WHAT TO PRODUCE:
The entries below are to be transcribed in full, without their images.

Rows from a figure dataset
==================================================
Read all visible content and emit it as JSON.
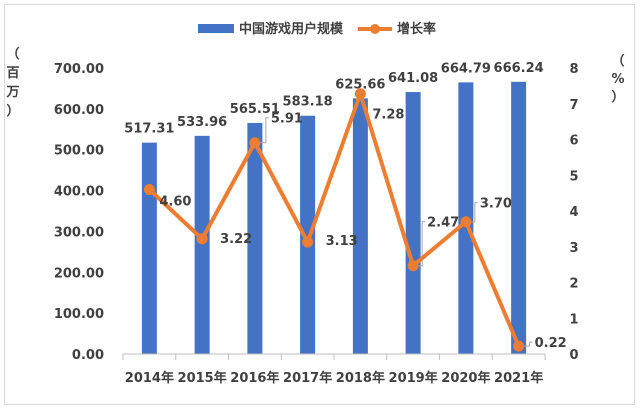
{
  "chart_data": {
    "type": "bar+line",
    "categories": [
      "2014年",
      "2015年",
      "2016年",
      "2017年",
      "2018年",
      "2019年",
      "2020年",
      "2021年"
    ],
    "series": [
      {
        "name": "中国游戏用户规模",
        "type": "bar",
        "axis": "left",
        "values": [
          517.31,
          533.96,
          565.51,
          583.18,
          625.66,
          641.08,
          664.79,
          666.24
        ],
        "labels": [
          "517.31",
          "533.96",
          "565.51",
          "583.18",
          "625.66",
          "641.08",
          "664.79",
          "666.24"
        ],
        "color": "#4472c4"
      },
      {
        "name": "增长率",
        "type": "line",
        "axis": "right",
        "values": [
          4.6,
          3.22,
          5.91,
          3.13,
          7.28,
          2.47,
          3.7,
          0.22
        ],
        "labels": [
          "4.60",
          "3.22",
          "5.91",
          "3.13",
          "7.28",
          "2.47",
          "3.70",
          "0.22"
        ],
        "color": "#ed7d31"
      }
    ],
    "y_left": {
      "unit_chars": [
        "（",
        "百",
        "万",
        "）"
      ],
      "ylim": [
        0,
        700
      ],
      "ticks": [
        0,
        100,
        200,
        300,
        400,
        500,
        600,
        700
      ],
      "tick_labels": [
        "0.00",
        "100.00",
        "200.00",
        "300.00",
        "400.00",
        "500.00",
        "600.00",
        "700.00"
      ]
    },
    "y_right": {
      "unit_chars": [
        "（",
        "%",
        "）"
      ],
      "ylim": [
        0,
        8
      ],
      "ticks": [
        0,
        1,
        2,
        3,
        4,
        5,
        6,
        7,
        8
      ],
      "tick_labels": [
        "0",
        "1",
        "2",
        "3",
        "4",
        "5",
        "6",
        "7",
        "8"
      ]
    },
    "legend_position": "top-center",
    "grid": false
  }
}
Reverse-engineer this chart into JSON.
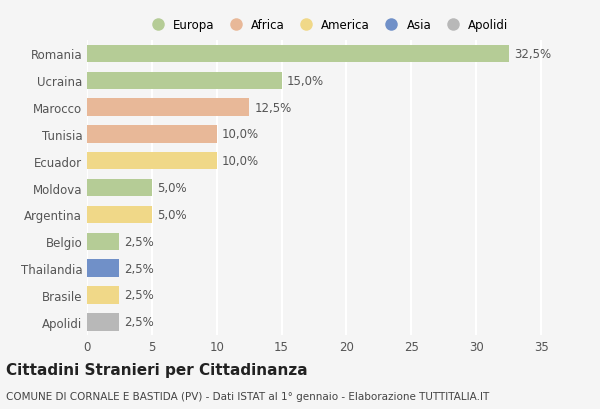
{
  "countries": [
    "Romania",
    "Ucraina",
    "Marocco",
    "Tunisia",
    "Ecuador",
    "Moldova",
    "Argentina",
    "Belgio",
    "Thailandia",
    "Brasile",
    "Apolidi"
  ],
  "values": [
    32.5,
    15.0,
    12.5,
    10.0,
    10.0,
    5.0,
    5.0,
    2.5,
    2.5,
    2.5,
    2.5
  ],
  "bar_colors": [
    "#b5cc96",
    "#b5cc96",
    "#e8b898",
    "#e8b898",
    "#f0d888",
    "#b5cc96",
    "#f0d888",
    "#b5cc96",
    "#7090c8",
    "#f0d888",
    "#b8b8b8"
  ],
  "legend_categories": [
    "Europa",
    "Africa",
    "America",
    "Asia",
    "Apolidi"
  ],
  "legend_colors": [
    "#b5cc96",
    "#e8b898",
    "#f0d888",
    "#7090c8",
    "#b8b8b8"
  ],
  "title": "Cittadini Stranieri per Cittadinanza",
  "subtitle": "COMUNE DI CORNALE E BASTIDA (PV) - Dati ISTAT al 1° gennaio - Elaborazione TUTTITALIA.IT",
  "xlim": [
    0,
    37
  ],
  "xticks": [
    0,
    5,
    10,
    15,
    20,
    25,
    30,
    35
  ],
  "background_color": "#f5f5f5",
  "grid_color": "#ffffff",
  "bar_label_color": "#555555",
  "tick_label_color": "#555555",
  "label_fontsize": 8.5,
  "title_fontsize": 11,
  "subtitle_fontsize": 7.5
}
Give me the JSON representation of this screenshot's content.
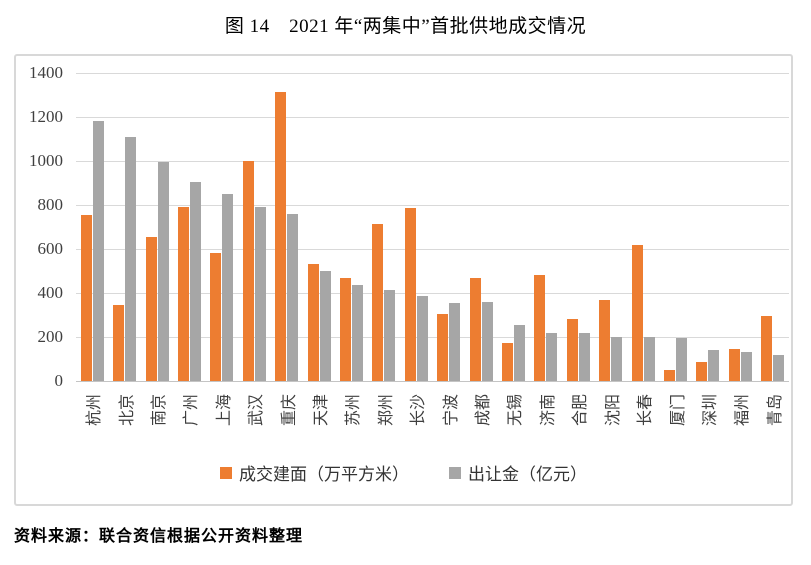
{
  "source": "资料来源：联合资信根据公开资料整理",
  "chart_data": {
    "type": "bar",
    "title": "图 14　2021 年“两集中”首批供地成交情况",
    "categories": [
      "杭州",
      "北京",
      "南京",
      "广州",
      "上海",
      "武汉",
      "重庆",
      "天津",
      "苏州",
      "郑州",
      "长沙",
      "宁波",
      "成都",
      "无锡",
      "济南",
      "合肥",
      "沈阳",
      "长春",
      "厦门",
      "深圳",
      "福州",
      "青岛"
    ],
    "series": [
      {
        "name": "成交建面（万平方米）",
        "color": "#ED7D31",
        "values": [
          755,
          345,
          655,
          790,
          580,
          1000,
          1315,
          530,
          470,
          715,
          785,
          305,
          470,
          175,
          480,
          280,
          370,
          620,
          50,
          85,
          145,
          295
        ]
      },
      {
        "name": "出让金（亿元）",
        "color": "#A6A6A6",
        "values": [
          1180,
          1110,
          995,
          905,
          850,
          790,
          760,
          500,
          435,
          415,
          385,
          355,
          360,
          255,
          220,
          220,
          200,
          200,
          195,
          140,
          130,
          120
        ]
      }
    ],
    "ylim": [
      0,
      1400
    ],
    "ytick_step": 200,
    "grid": true,
    "legend_position": "bottom",
    "xlabel": "",
    "ylabel": ""
  }
}
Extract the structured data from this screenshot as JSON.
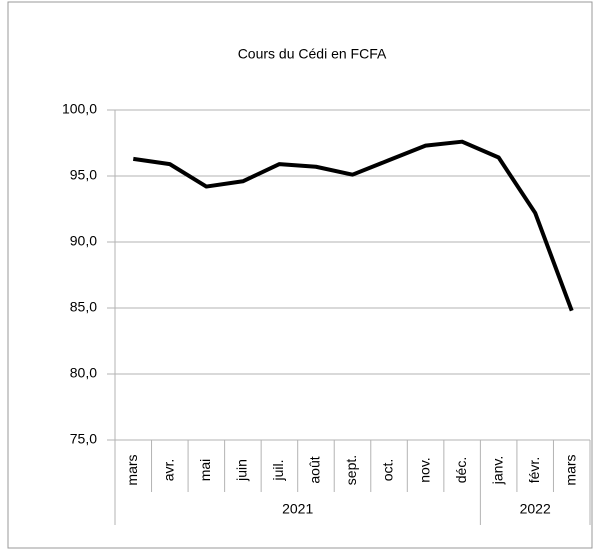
{
  "chart_data": {
    "type": "line",
    "title": "Cours du Cédi en FCFA",
    "category_groups": [
      {
        "label": "2021",
        "categories": [
          "mars",
          "avr.",
          "mai",
          "juin",
          "juil.",
          "août",
          "sept.",
          "oct.",
          "nov.",
          "déc."
        ]
      },
      {
        "label": "2022",
        "categories": [
          "janv.",
          "févr.",
          "mars"
        ]
      }
    ],
    "series": [
      {
        "color": "#000000",
        "values": [
          96.3,
          95.9,
          94.2,
          94.6,
          95.9,
          95.7,
          95.1,
          96.2,
          97.3,
          97.6,
          96.4,
          92.2,
          84.8
        ]
      }
    ],
    "ylim": [
      75,
      100
    ],
    "yticks": [
      {
        "value": 75,
        "label": "75,0"
      },
      {
        "value": 80,
        "label": "80,0"
      },
      {
        "value": 85,
        "label": "85,0"
      },
      {
        "value": 90,
        "label": "90,0"
      },
      {
        "value": 95,
        "label": "95,0"
      },
      {
        "value": 100,
        "label": "100,0"
      }
    ],
    "grid": true
  }
}
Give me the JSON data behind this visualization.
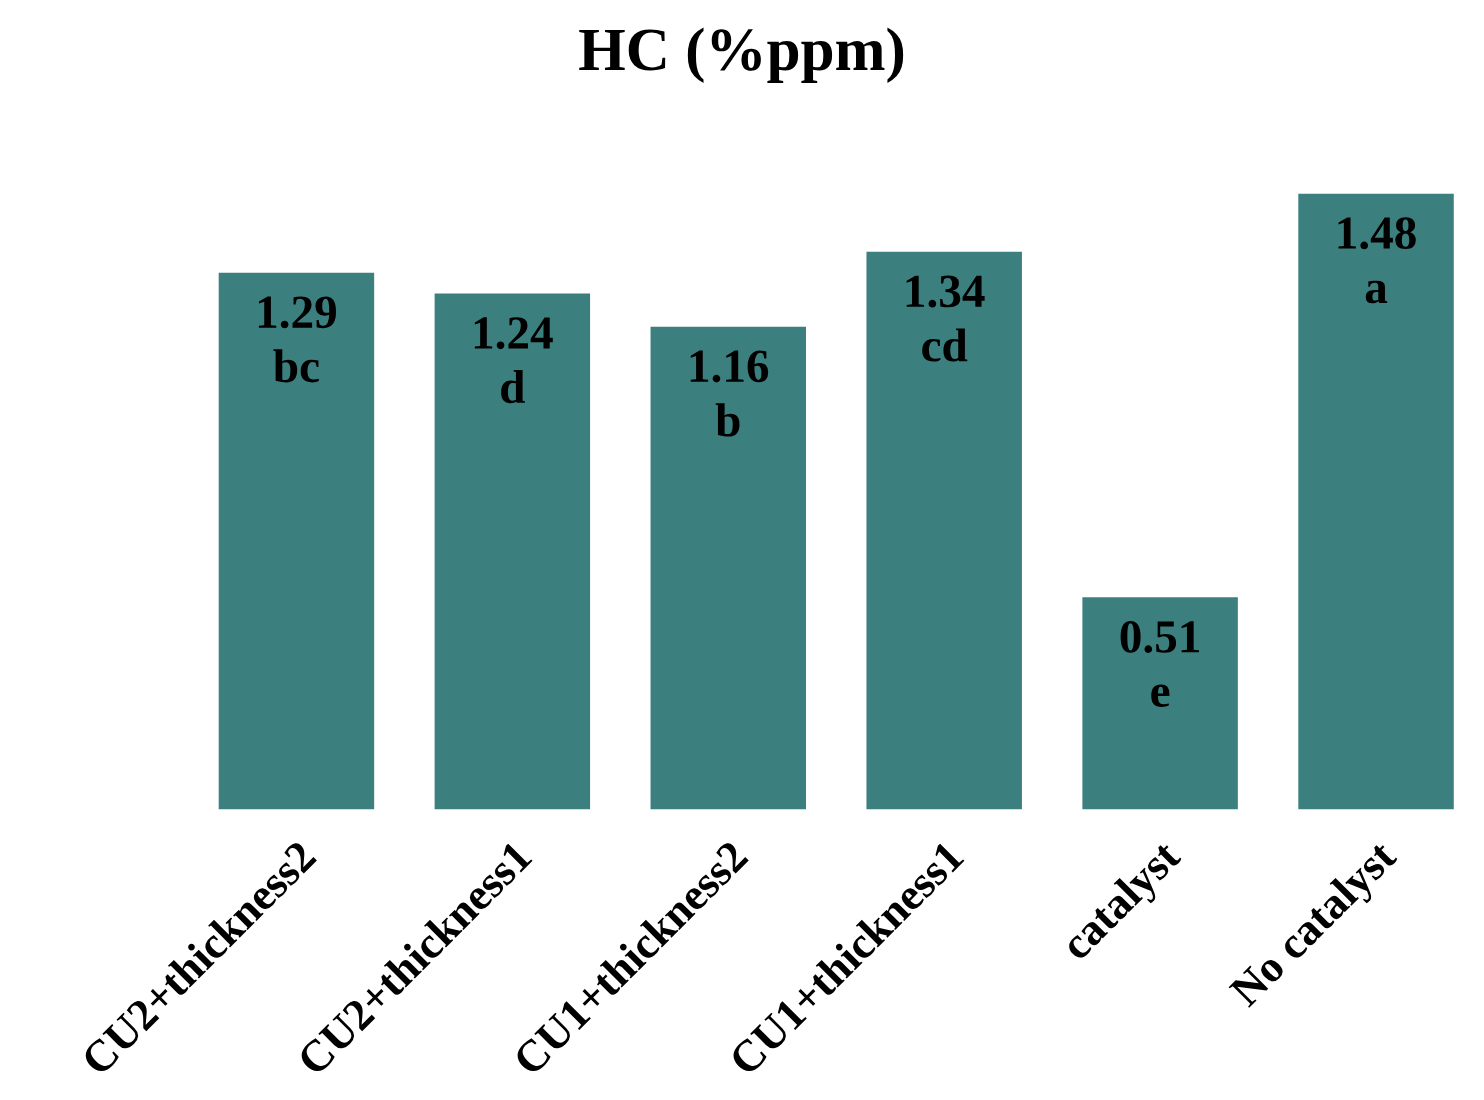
{
  "chart_data": {
    "type": "bar",
    "title": "HC (%ppm)",
    "categories": [
      "CU2+thickness2",
      "CU2+thickness1",
      "CU1+thickness2",
      "CU1+thickness1",
      "catalyst",
      "No catalyst"
    ],
    "values": [
      1.29,
      1.24,
      1.16,
      1.34,
      0.51,
      1.48
    ],
    "value_labels": [
      "1.29\nbc",
      "1.24\nd",
      "1.16\nb",
      "1.34\ncd",
      "0.51\ne",
      "1.48\na"
    ],
    "color": "#3c7f7f",
    "ylim": [
      0,
      1.48
    ],
    "tick_labels": "x",
    "grid": false,
    "legend": false
  }
}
==================================================
FULL SOLUTION:
Read all visible content and emit it as JSON.
{
  "chart_data": {
    "type": "bar+line",
    "categories": [
      "2014年",
      "2015年",
      "2016年",
      "2017年",
      "2018年",
      "2019年",
      "2020年",
      "2021年"
    ],
    "series": [
      {
        "name": "中国游戏用户规模",
        "type": "bar",
        "axis": "left",
        "values": [
          517.31,
          533.96,
          565.51,
          583.18,
          625.66,
          641.08,
          664.79,
          666.24
        ],
        "labels": [
          "517.31",
          "533.96",
          "565.51",
          "583.18",
          "625.66",
          "641.08",
          "664.79",
          "666.24"
        ],
        "color": "#4472c4"
      },
      {
        "name": "增长率",
        "type": "line",
        "axis": "right",
        "values": [
          4.6,
          3.22,
          5.91,
          3.13,
          7.28,
          2.47,
          3.7,
          0.22
        ],
        "labels": [
          "4.60",
          "3.22",
          "5.91",
          "3.13",
          "7.28",
          "2.47",
          "3.70",
          "0.22"
        ],
        "color": "#ed7d31"
      }
    ],
    "y_left": {
      "unit_chars": [
        "（",
        "百",
        "万",
        "）"
      ],
      "ylim": [
        0,
        700
      ],
      "ticks": [
        0,
        100,
        200,
        300,
        400,
        500,
        600,
        700
      ],
      "tick_labels": [
        "0.00",
        "100.00",
        "200.00",
        "300.00",
        "400.00",
        "500.00",
        "600.00",
        "700.00"
      ]
    },
    "y_right": {
      "unit_chars": [
        "（",
        "%",
        "）"
      ],
      "ylim": [
        0,
        8
      ],
      "ticks": [
        0,
        1,
        2,
        3,
        4,
        5,
        6,
        7,
        8
      ],
      "tick_labels": [
        "0",
        "1",
        "2",
        "3",
        "4",
        "5",
        "6",
        "7",
        "8"
      ]
    },
    "legend_position": "top-center",
    "grid": false
  }
}
Reverse-engineer this chart into JSON.
{
  "countries": [
    "Romania",
    "Ucraina",
    "Marocco",
    "Tunisia",
    "Ecuador",
    "Moldova",
    "Argentina",
    "Belgio",
    "Thailandia",
    "Brasile",
    "Apolidi"
  ],
  "values": [
    32.5,
    15.0,
    12.5,
    10.0,
    10.0,
    5.0,
    5.0,
    2.5,
    2.5,
    2.5,
    2.5
  ],
  "bar_colors": [
    "#b5cc96",
    "#b5cc96",
    "#e8b898",
    "#e8b898",
    "#f0d888",
    "#b5cc96",
    "#f0d888",
    "#b5cc96",
    "#7090c8",
    "#f0d888",
    "#b8b8b8"
  ],
  "legend_categories": [
    "Europa",
    "Africa",
    "America",
    "Asia",
    "Apolidi"
  ],
  "legend_colors": [
    "#b5cc96",
    "#e8b898",
    "#f0d888",
    "#7090c8",
    "#b8b8b8"
  ],
  "title": "Cittadini Stranieri per Cittadinanza",
  "subtitle": "COMUNE DI CORNALE E BASTIDA (PV) - Dati ISTAT al 1° gennaio - Elaborazione TUTTITALIA.IT",
  "xlim": [
    0,
    37
  ],
  "xticks": [
    0,
    5,
    10,
    15,
    20,
    25,
    30,
    35
  ],
  "background_color": "#f5f5f5",
  "grid_color": "#ffffff",
  "bar_label_color": "#555555",
  "tick_label_color": "#555555",
  "label_fontsize": 8.5,
  "title_fontsize": 11,
  "subtitle_fontsize": 7.5
}
Give me the JSON representation of this screenshot's content.
{
  "source": "资料来源：联合资信根据公开资料整理",
  "chart_data": {
    "type": "bar",
    "title": "图 14　2021 年“两集中”首批供地成交情况",
    "categories": [
      "杭州",
      "北京",
      "南京",
      "广州",
      "上海",
      "武汉",
      "重庆",
      "天津",
      "苏州",
      "郑州",
      "长沙",
      "宁波",
      "成都",
      "无锡",
      "济南",
      "合肥",
      "沈阳",
      "长春",
      "厦门",
      "深圳",
      "福州",
      "青岛"
    ],
    "series": [
      {
        "name": "成交建面（万平方米）",
        "color": "#ED7D31",
        "values": [
          755,
          345,
          655,
          790,
          580,
          1000,
          1315,
          530,
          470,
          715,
          785,
          305,
          470,
          175,
          480,
          280,
          370,
          620,
          50,
          85,
          145,
          295
        ]
      },
      {
        "name": "出让金（亿元）",
        "color": "#A6A6A6",
        "values": [
          1180,
          1110,
          995,
          905,
          850,
          790,
          760,
          500,
          435,
          415,
          385,
          355,
          360,
          255,
          220,
          220,
          200,
          200,
          195,
          140,
          130,
          120
        ]
      }
    ],
    "ylim": [
      0,
      1400
    ],
    "ytick_step": 200,
    "grid": true,
    "legend_position": "bottom",
    "xlabel": "",
    "ylabel": ""
  }
}
Extract the structured data from this screenshot as JSON.
{
  "chart_data": {
    "type": "line",
    "title": "Cours du Cédi en FCFA",
    "category_groups": [
      {
        "label": "2021",
        "categories": [
          "mars",
          "avr.",
          "mai",
          "juin",
          "juil.",
          "août",
          "sept.",
          "oct.",
          "nov.",
          "déc."
        ]
      },
      {
        "label": "2022",
        "categories": [
          "janv.",
          "févr.",
          "mars"
        ]
      }
    ],
    "series": [
      {
        "color": "#000000",
        "values": [
          96.3,
          95.9,
          94.2,
          94.6,
          95.9,
          95.7,
          95.1,
          96.2,
          97.3,
          97.6,
          96.4,
          92.2,
          84.8
        ]
      }
    ],
    "ylim": [
      75,
      100
    ],
    "yticks": [
      {
        "value": 75,
        "label": "75,0"
      },
      {
        "value": 80,
        "label": "80,0"
      },
      {
        "value": 85,
        "label": "85,0"
      },
      {
        "value": 90,
        "label": "90,0"
      },
      {
        "value": 95,
        "label": "95,0"
      },
      {
        "value": 100,
        "label": "100,0"
      }
    ],
    "grid": true
  }
}
Give me the JSON data behind this visualization.
{
  "chart_data": {
    "type": "bar",
    "title": "HC (%ppm)",
    "categories": [
      "CU2+thickness2",
      "CU2+thickness1",
      "CU1+thickness2",
      "CU1+thickness1",
      "catalyst",
      "No catalyst"
    ],
    "values": [
      1.29,
      1.24,
      1.16,
      1.34,
      0.51,
      1.48
    ],
    "value_labels": [
      "1.29\nbc",
      "1.24\nd",
      "1.16\nb",
      "1.34\ncd",
      "0.51\ne",
      "1.48\na"
    ],
    "color": "#3c7f7f",
    "ylim": [
      0,
      1.48
    ],
    "tick_labels": "x",
    "grid": false,
    "legend": false
  }
}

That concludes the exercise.